Goal = Retype all the records with nothing changed.

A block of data

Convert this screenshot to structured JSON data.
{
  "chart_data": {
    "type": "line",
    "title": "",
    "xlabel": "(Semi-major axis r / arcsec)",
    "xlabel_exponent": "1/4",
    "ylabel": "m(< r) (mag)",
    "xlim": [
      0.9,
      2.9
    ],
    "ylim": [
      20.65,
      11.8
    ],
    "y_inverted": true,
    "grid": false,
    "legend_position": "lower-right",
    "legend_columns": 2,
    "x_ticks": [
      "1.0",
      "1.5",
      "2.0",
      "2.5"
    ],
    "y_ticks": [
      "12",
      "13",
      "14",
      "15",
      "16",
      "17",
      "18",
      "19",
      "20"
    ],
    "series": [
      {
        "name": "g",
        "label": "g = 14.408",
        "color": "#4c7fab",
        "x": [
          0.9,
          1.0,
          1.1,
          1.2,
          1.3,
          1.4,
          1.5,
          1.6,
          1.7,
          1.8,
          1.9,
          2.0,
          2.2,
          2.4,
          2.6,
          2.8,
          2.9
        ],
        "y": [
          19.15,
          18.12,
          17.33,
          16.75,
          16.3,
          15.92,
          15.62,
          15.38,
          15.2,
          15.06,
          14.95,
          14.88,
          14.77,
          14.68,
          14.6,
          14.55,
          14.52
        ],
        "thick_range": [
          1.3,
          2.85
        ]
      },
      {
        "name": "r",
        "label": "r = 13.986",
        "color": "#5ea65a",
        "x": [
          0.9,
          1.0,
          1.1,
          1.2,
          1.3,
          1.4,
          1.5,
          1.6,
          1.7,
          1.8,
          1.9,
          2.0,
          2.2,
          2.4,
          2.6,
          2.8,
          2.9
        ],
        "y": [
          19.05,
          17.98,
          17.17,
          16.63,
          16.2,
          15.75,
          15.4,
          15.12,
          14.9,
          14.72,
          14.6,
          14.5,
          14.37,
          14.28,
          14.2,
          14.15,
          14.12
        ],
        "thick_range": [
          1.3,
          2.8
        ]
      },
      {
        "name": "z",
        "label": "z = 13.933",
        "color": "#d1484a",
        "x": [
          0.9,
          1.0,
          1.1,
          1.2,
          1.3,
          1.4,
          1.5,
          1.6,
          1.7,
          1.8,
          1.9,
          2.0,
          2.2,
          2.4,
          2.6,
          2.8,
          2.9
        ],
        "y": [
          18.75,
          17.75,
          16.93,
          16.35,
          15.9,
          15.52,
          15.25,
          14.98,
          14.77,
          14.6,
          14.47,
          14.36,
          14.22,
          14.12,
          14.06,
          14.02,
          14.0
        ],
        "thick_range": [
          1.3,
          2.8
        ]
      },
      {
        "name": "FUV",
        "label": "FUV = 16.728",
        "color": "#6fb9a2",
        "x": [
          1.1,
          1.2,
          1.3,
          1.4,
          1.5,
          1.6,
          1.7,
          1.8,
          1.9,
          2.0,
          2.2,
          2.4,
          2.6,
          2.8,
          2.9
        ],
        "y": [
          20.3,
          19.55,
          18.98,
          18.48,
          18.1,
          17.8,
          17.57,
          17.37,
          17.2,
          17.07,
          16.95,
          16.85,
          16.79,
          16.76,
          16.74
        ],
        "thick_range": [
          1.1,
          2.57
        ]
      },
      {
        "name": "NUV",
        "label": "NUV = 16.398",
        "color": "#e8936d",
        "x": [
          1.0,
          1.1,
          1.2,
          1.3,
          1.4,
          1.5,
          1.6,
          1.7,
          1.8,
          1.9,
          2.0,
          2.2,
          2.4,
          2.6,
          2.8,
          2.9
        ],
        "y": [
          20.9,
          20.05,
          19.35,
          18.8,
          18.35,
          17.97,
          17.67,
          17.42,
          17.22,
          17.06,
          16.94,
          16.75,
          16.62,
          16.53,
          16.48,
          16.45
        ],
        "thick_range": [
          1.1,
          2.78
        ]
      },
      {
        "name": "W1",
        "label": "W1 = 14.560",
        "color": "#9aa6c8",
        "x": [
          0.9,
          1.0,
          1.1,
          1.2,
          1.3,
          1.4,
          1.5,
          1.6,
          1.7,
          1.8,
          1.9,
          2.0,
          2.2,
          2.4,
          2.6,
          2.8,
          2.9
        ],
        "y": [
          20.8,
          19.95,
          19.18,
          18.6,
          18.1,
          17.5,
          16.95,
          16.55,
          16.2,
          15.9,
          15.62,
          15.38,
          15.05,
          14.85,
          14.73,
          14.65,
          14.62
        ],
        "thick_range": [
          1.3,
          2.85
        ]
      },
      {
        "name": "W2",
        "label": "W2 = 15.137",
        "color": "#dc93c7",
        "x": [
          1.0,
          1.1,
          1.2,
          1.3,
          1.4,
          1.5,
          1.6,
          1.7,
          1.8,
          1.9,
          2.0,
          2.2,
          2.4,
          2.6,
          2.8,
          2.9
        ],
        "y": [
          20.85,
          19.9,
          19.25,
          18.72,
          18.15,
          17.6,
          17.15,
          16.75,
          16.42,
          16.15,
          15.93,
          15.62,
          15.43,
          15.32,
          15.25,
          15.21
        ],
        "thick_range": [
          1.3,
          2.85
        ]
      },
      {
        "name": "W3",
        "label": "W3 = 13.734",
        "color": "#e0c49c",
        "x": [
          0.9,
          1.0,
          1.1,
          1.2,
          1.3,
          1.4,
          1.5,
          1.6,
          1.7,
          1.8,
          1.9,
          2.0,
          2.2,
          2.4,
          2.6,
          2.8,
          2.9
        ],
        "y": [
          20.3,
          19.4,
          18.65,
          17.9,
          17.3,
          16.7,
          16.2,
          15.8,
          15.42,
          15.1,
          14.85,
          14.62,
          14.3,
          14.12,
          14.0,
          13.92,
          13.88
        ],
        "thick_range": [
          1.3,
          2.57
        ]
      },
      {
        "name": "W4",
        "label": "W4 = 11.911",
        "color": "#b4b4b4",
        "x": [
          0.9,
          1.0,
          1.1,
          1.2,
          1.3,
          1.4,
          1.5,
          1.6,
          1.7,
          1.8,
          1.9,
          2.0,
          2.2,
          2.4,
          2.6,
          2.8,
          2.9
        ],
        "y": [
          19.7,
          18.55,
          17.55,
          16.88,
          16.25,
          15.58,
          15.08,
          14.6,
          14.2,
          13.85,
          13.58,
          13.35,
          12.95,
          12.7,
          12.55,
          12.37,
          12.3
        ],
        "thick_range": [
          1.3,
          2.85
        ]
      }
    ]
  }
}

Exercise response =
Convert this screenshot to structured JSON data.
{
  "chart_data": {
    "type": "line",
    "title": "",
    "xlabel": "(Semi-major axis r / arcsec)",
    "xlabel_exponent": "1/4",
    "ylabel": "m(< r) (mag)",
    "xlim": [
      0.9,
      2.9
    ],
    "ylim": [
      20.65,
      11.8
    ],
    "y_inverted": true,
    "grid": false,
    "legend_position": "lower-right",
    "legend_columns": 2,
    "x_ticks": [
      "1.0",
      "1.5",
      "2.0",
      "2.5"
    ],
    "y_ticks": [
      "12",
      "13",
      "14",
      "15",
      "16",
      "17",
      "18",
      "19",
      "20"
    ],
    "series": [
      {
        "name": "g",
        "label": "g = 14.408",
        "color": "#4c7fab",
        "x": [
          0.9,
          1.0,
          1.1,
          1.2,
          1.3,
          1.4,
          1.5,
          1.6,
          1.7,
          1.8,
          1.9,
          2.0,
          2.2,
          2.4,
          2.6,
          2.8,
          2.9
        ],
        "y": [
          19.15,
          18.12,
          17.33,
          16.75,
          16.3,
          15.92,
          15.62,
          15.38,
          15.2,
          15.06,
          14.95,
          14.88,
          14.77,
          14.68,
          14.6,
          14.55,
          14.52
        ],
        "thick_range": [
          1.3,
          2.85
        ]
      },
      {
        "name": "r",
        "label": "r = 13.986",
        "color": "#5ea65a",
        "x": [
          0.9,
          1.0,
          1.1,
          1.2,
          1.3,
          1.4,
          1.5,
          1.6,
          1.7,
          1.8,
          1.9,
          2.0,
          2.2,
          2.4,
          2.6,
          2.8,
          2.9
        ],
        "y": [
          19.05,
          17.98,
          17.17,
          16.63,
          16.2,
          15.75,
          15.4,
          15.12,
          14.9,
          14.72,
          14.6,
          14.5,
          14.37,
          14.28,
          14.2,
          14.15,
          14.12
        ],
        "thick_range": [
          1.3,
          2.8
        ]
      },
      {
        "name": "z",
        "label": "z = 13.933",
        "color": "#d1484a",
        "x": [
          0.9,
          1.0,
          1.1,
          1.2,
          1.3,
          1.4,
          1.5,
          1.6,
          1.7,
          1.8,
          1.9,
          2.0,
          2.2,
          2.4,
          2.6,
          2.8,
          2.9
        ],
        "y": [
          18.75,
          17.75,
          16.93,
          16.35,
          15.9,
          15.52,
          15.25,
          14.98,
          14.77,
          14.6,
          14.47,
          14.36,
          14.22,
          14.12,
          14.06,
          14.02,
          14.0
        ],
        "thick_range": [
          1.3,
          2.8
        ]
      },
      {
        "name": "FUV",
        "label": "FUV = 16.728",
        "color": "#6fb9a2",
        "x": [
          1.1,
          1.2,
          1.3,
          1.4,
          1.5,
          1.6,
          1.7,
          1.8,
          1.9,
          2.0,
          2.2,
          2.4,
          2.6,
          2.8,
          2.9
        ],
        "y": [
          20.3,
          19.55,
          18.98,
          18.48,
          18.1,
          17.8,
          17.57,
          17.37,
          17.2,
          17.07,
          16.95,
          16.85,
          16.79,
          16.76,
          16.74
        ],
        "thick_range": [
          1.1,
          2.57
        ]
      },
      {
        "name": "NUV",
        "label": "NUV = 16.398",
        "color": "#e8936d",
        "x": [
          1.0,
          1.1,
          1.2,
          1.3,
          1.4,
          1.5,
          1.6,
          1.7,
          1.8,
          1.9,
          2.0,
          2.2,
          2.4,
          2.6,
          2.8,
          2.9
        ],
        "y": [
          20.9,
          20.05,
          19.35,
          18.8,
          18.35,
          17.97,
          17.67,
          17.42,
          17.22,
          17.06,
          16.94,
          16.75,
          16.62,
          16.53,
          16.48,
          16.45
        ],
        "thick_range": [
          1.1,
          2.78
        ]
      },
      {
        "name": "W1",
        "label": "W1 = 14.560",
        "color": "#9aa6c8",
        "x": [
          0.9,
          1.0,
          1.1,
          1.2,
          1.3,
          1.4,
          1.5,
          1.6,
          1.7,
          1.8,
          1.9,
          2.0,
          2.2,
          2.4,
          2.6,
          2.8,
          2.9
        ],
        "y": [
          20.8,
          19.95,
          19.18,
          18.6,
          18.1,
          17.5,
          16.95,
          16.55,
          16.2,
          15.9,
          15.62,
          15.38,
          15.05,
          14.85,
          14.73,
          14.65,
          14.62
        ],
        "thick_range": [
          1.3,
          2.85
        ]
      },
      {
        "name": "W2",
        "label": "W2 = 15.137",
        "color": "#dc93c7",
        "x": [
          1.0,
          1.1,
          1.2,
          1.3,
          1.4,
          1.5,
          1.6,
          1.7,
          1.8,
          1.9,
          2.0,
          2.2,
          2.4,
          2.6,
          2.8,
          2.9
        ],
        "y": [
          20.85,
          19.9,
          19.25,
          18.72,
          18.15,
          17.6,
          17.15,
          16.75,
          16.42,
          16.15,
          15.93,
          15.62,
          15.43,
          15.32,
          15.25,
          15.21
        ],
        "thick_range": [
          1.3,
          2.85
        ]
      },
      {
        "name": "W3",
        "label": "W3 = 13.734",
        "color": "#e0c49c",
        "x": [
          0.9,
          1.0,
          1.1,
          1.2,
          1.3,
          1.4,
          1.5,
          1.6,
          1.7,
          1.8,
          1.9,
          2.0,
          2.2,
          2.4,
          2.6,
          2.8,
          2.9
        ],
        "y": [
          20.3,
          19.4,
          18.65,
          17.9,
          17.3,
          16.7,
          16.2,
          15.8,
          15.42,
          15.1,
          14.85,
          14.62,
          14.3,
          14.12,
          14.0,
          13.92,
          13.88
        ],
        "thick_range": [
          1.3,
          2.57
        ]
      },
      {
        "name": "W4",
        "label": "W4 = 11.911",
        "color": "#b4b4b4",
        "x": [
          0.9,
          1.0,
          1.1,
          1.2,
          1.3,
          1.4,
          1.5,
          1.6,
          1.7,
          1.8,
          1.9,
          2.0,
          2.2,
          2.4,
          2.6,
          2.8,
          2.9
        ],
        "y": [
          19.7,
          18.55,
          17.55,
          16.88,
          16.25,
          15.58,
          15.08,
          14.6,
          14.2,
          13.85,
          13.58,
          13.35,
          12.95,
          12.7,
          12.55,
          12.37,
          12.3
        ],
        "thick_range": [
          1.3,
          2.85
        ]
      }
    ]
  }
}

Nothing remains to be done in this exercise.